Instructions for the task:
Reproduce all of the data below, swapping each occurrence of "divider" for "separator" and changing nothing else. Omit the pictures from your answer.

---

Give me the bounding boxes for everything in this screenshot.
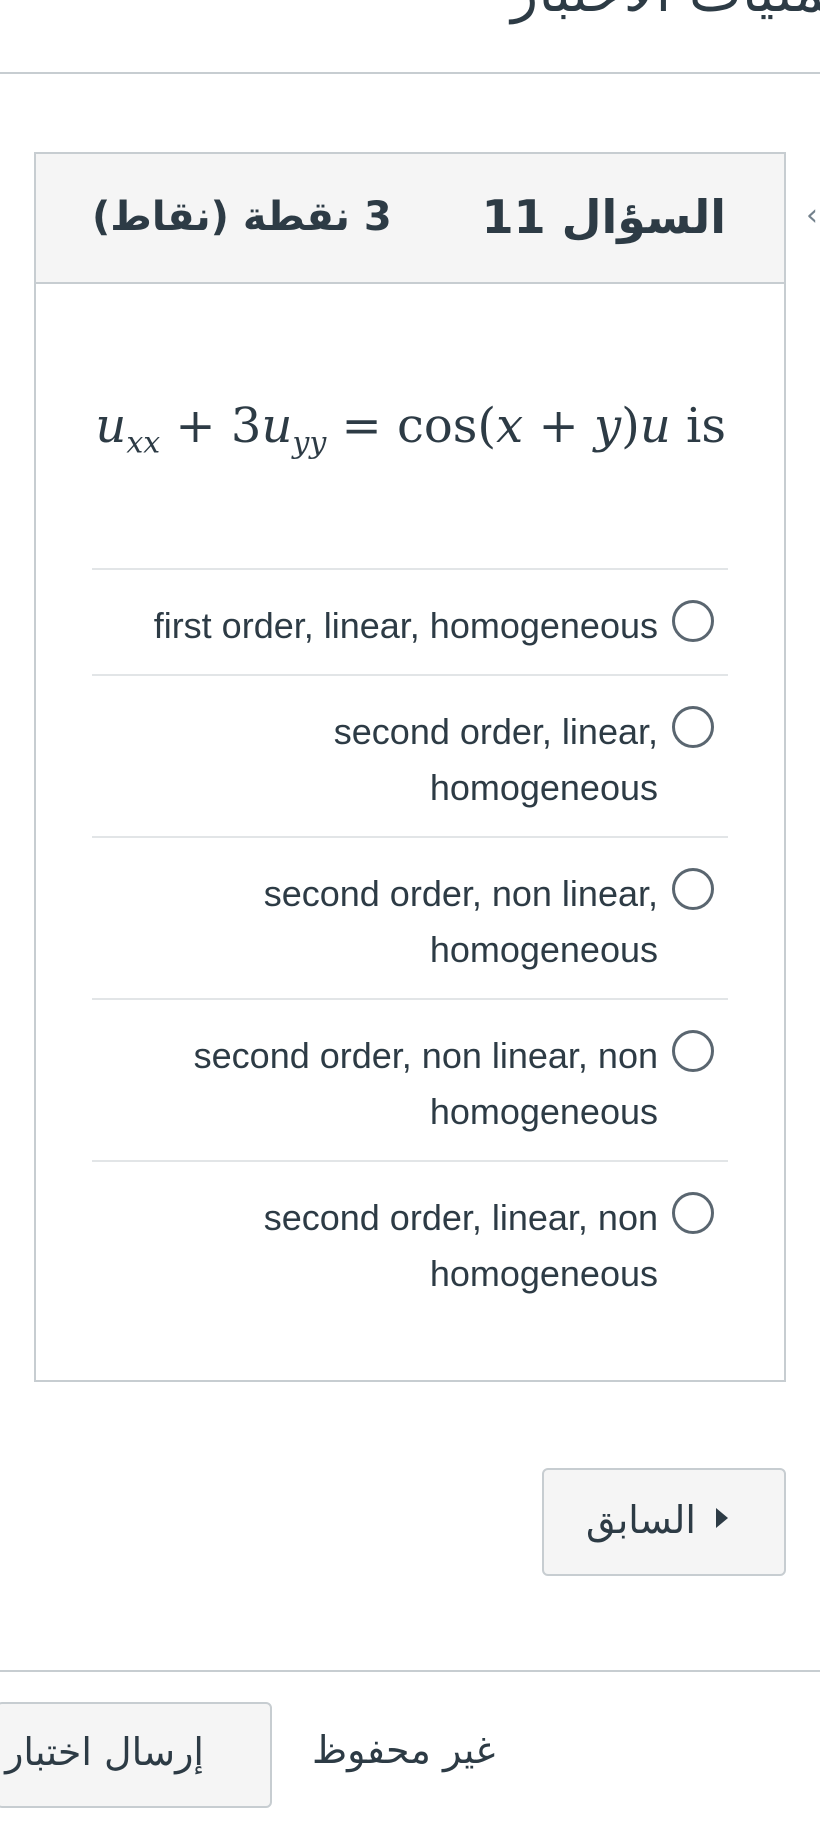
eq-var: u [261, 398, 293, 454]
eq-var: u [95, 398, 127, 454]
question-header: السؤال 11 3 نقطة (نقاط) [36, 154, 784, 284]
answer-label: second order, non linear, non homogeneou… [193, 1035, 658, 1132]
answer-label: second order, non linear, homogeneous [263, 873, 658, 970]
quiz-page: عمليات الاختبار ‹ السؤال 11 3 نقطة (نقاط… [0, 0, 820, 1824]
divider [0, 72, 820, 74]
question-points: 3 نقطة (نقاط) [92, 194, 392, 240]
previous-button[interactable]: السابق [542, 1468, 786, 1576]
radio-button[interactable] [672, 1030, 714, 1072]
radio-button[interactable] [672, 600, 714, 642]
radio-button[interactable] [672, 706, 714, 748]
eq-var: u [639, 398, 671, 454]
question-text: uxx + 3uyy = cos(x + y)u is [36, 398, 726, 478]
page-title: عمليات الاختبار [380, 0, 820, 40]
eq-term: is [670, 398, 726, 454]
eq-term: + 3 [160, 398, 262, 454]
question-card: السؤال 11 3 نقطة (نقاط) uxx + 3uyy = cos… [34, 152, 786, 1382]
answer-label: second order, linear, homogeneous [333, 711, 658, 808]
submit-quiz-label: إرسال اختبار [5, 1730, 204, 1774]
eq-subscript: yy [292, 425, 327, 461]
submit-quiz-button[interactable]: إرسال اختبار [0, 1702, 272, 1808]
answer-option[interactable]: second order, linear, non homogeneous [92, 1160, 728, 1322]
answer-label: first order, linear, homogeneous [153, 605, 658, 646]
eq-term: + [523, 398, 594, 454]
radio-button[interactable] [672, 1192, 714, 1234]
eq-var: x [496, 398, 524, 454]
play-arrow-icon [716, 1508, 728, 1528]
answer-option[interactable]: second order, linear, homogeneous [92, 674, 728, 836]
eq-subscript: xx [126, 425, 161, 461]
answer-option[interactable]: first order, linear, homogeneous [92, 568, 728, 674]
divider [0, 1670, 820, 1672]
previous-question-icon[interactable]: ‹ [806, 196, 820, 236]
eq-term: ) [621, 398, 640, 454]
eq-var: y [593, 398, 622, 454]
answer-option[interactable]: second order, non linear, non homogeneou… [92, 998, 728, 1160]
radio-button[interactable] [672, 868, 714, 910]
previous-button-label: السابق [586, 1498, 696, 1542]
answer-option[interactable]: second order, non linear, homogeneous [92, 836, 728, 998]
answer-label: second order, linear, non homogeneous [263, 1197, 658, 1294]
save-status: غير محفوظ [312, 1728, 496, 1772]
question-name: السؤال 11 [481, 190, 726, 244]
eq-term: = cos( [326, 398, 497, 454]
answer-list: first order, linear, homogeneous second … [92, 568, 728, 1322]
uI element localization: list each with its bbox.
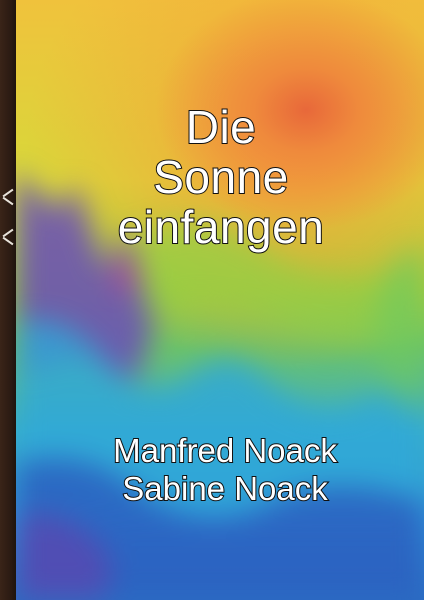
color-field [16,170,424,600]
book-spine [0,0,16,600]
book-authors: Manfred Noack Sabine Noack [90,431,360,508]
author-name: Sabine Noack [121,469,328,508]
spine-mark [2,196,14,206]
book-cover: Die Sonne einfangen Manfred Noack Sabine… [0,0,424,600]
author-name: Manfred Noack [112,431,338,470]
title-line: einfangen [117,201,325,253]
spine-mark [2,228,14,238]
title-line: Die [185,101,257,153]
title-line: Sonne [152,151,289,203]
book-title: Die Sonne einfangen [96,101,346,253]
spine-mark [2,188,14,198]
spine-mark [2,236,14,246]
cover-artwork [16,0,424,600]
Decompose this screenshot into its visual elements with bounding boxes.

---

Written response:
Give me the bounding boxes for everything in this screenshot.
eq-var: u [261, 398, 293, 454]
eq-var: u [95, 398, 127, 454]
question-header: السؤال 11 3 نقطة (نقاط) [36, 154, 784, 284]
answer-label: second order, non linear, non homogeneou… [193, 1035, 658, 1132]
answer-label: second order, non linear, homogeneous [263, 873, 658, 970]
quiz-page: عمليات الاختبار ‹ السؤال 11 3 نقطة (نقاط… [0, 0, 820, 1824]
separator [0, 72, 820, 74]
question-points: 3 نقطة (نقاط) [92, 194, 392, 240]
previous-button[interactable]: السابق [542, 1468, 786, 1576]
radio-button[interactable] [672, 1030, 714, 1072]
radio-button[interactable] [672, 600, 714, 642]
radio-button[interactable] [672, 706, 714, 748]
eq-var: u [639, 398, 671, 454]
question-text: uxx + 3uyy = cos(x + y)u is [36, 398, 726, 478]
page-title: عمليات الاختبار [380, 0, 820, 40]
eq-term: is [670, 398, 726, 454]
eq-term: + 3 [160, 398, 262, 454]
question-card: السؤال 11 3 نقطة (نقاط) uxx + 3uyy = cos… [34, 152, 786, 1382]
answer-label: second order, linear, homogeneous [333, 711, 658, 808]
submit-quiz-label: إرسال اختبار [5, 1730, 204, 1774]
eq-subscript: yy [292, 425, 327, 461]
submit-quiz-button[interactable]: إرسال اختبار [0, 1702, 272, 1808]
answer-option[interactable]: second order, linear, non homogeneous [92, 1160, 728, 1322]
answer-label: first order, linear, homogeneous [153, 605, 658, 646]
eq-term: + [523, 398, 594, 454]
radio-button[interactable] [672, 1192, 714, 1234]
eq-var: x [496, 398, 524, 454]
play-arrow-icon [716, 1508, 728, 1528]
answer-option[interactable]: second order, linear, homogeneous [92, 674, 728, 836]
eq-subscript: xx [126, 425, 161, 461]
answer-option[interactable]: first order, linear, homogeneous [92, 568, 728, 674]
separator [0, 1670, 820, 1672]
previous-question-icon[interactable]: ‹ [806, 196, 820, 236]
eq-term: ) [621, 398, 640, 454]
eq-var: y [593, 398, 622, 454]
answer-option[interactable]: second order, non linear, non homogeneou… [92, 998, 728, 1160]
radio-button[interactable] [672, 868, 714, 910]
previous-button-label: السابق [586, 1498, 696, 1542]
answer-option[interactable]: second order, non linear, homogeneous [92, 836, 728, 998]
answer-label: second order, linear, non homogeneous [263, 1197, 658, 1294]
save-status: غير محفوظ [312, 1728, 496, 1772]
question-name: السؤال 11 [481, 190, 726, 244]
eq-term: = cos( [326, 398, 497, 454]
answer-list: first order, linear, homogeneous second … [92, 568, 728, 1322]
uI element localization: list each with its bbox.
color-field [16,170,424,600]
book-spine [0,0,16,600]
book-authors: Manfred Noack Sabine Noack [90,431,360,508]
author-name: Sabine Noack [121,469,328,508]
spine-mark [2,196,14,206]
book-cover: Die Sonne einfangen Manfred Noack Sabine… [0,0,424,600]
author-name: Manfred Noack [112,431,338,470]
title-line: einfangen [117,201,325,253]
spine-mark [2,228,14,238]
title-line: Die [185,101,257,153]
title-line: Sonne [152,151,289,203]
book-title: Die Sonne einfangen [96,101,346,253]
spine-mark [2,188,14,198]
spine-mark [2,236,14,246]
cover-artwork [16,0,424,600]
Decompose this screenshot into its visual elements with bounding boxes.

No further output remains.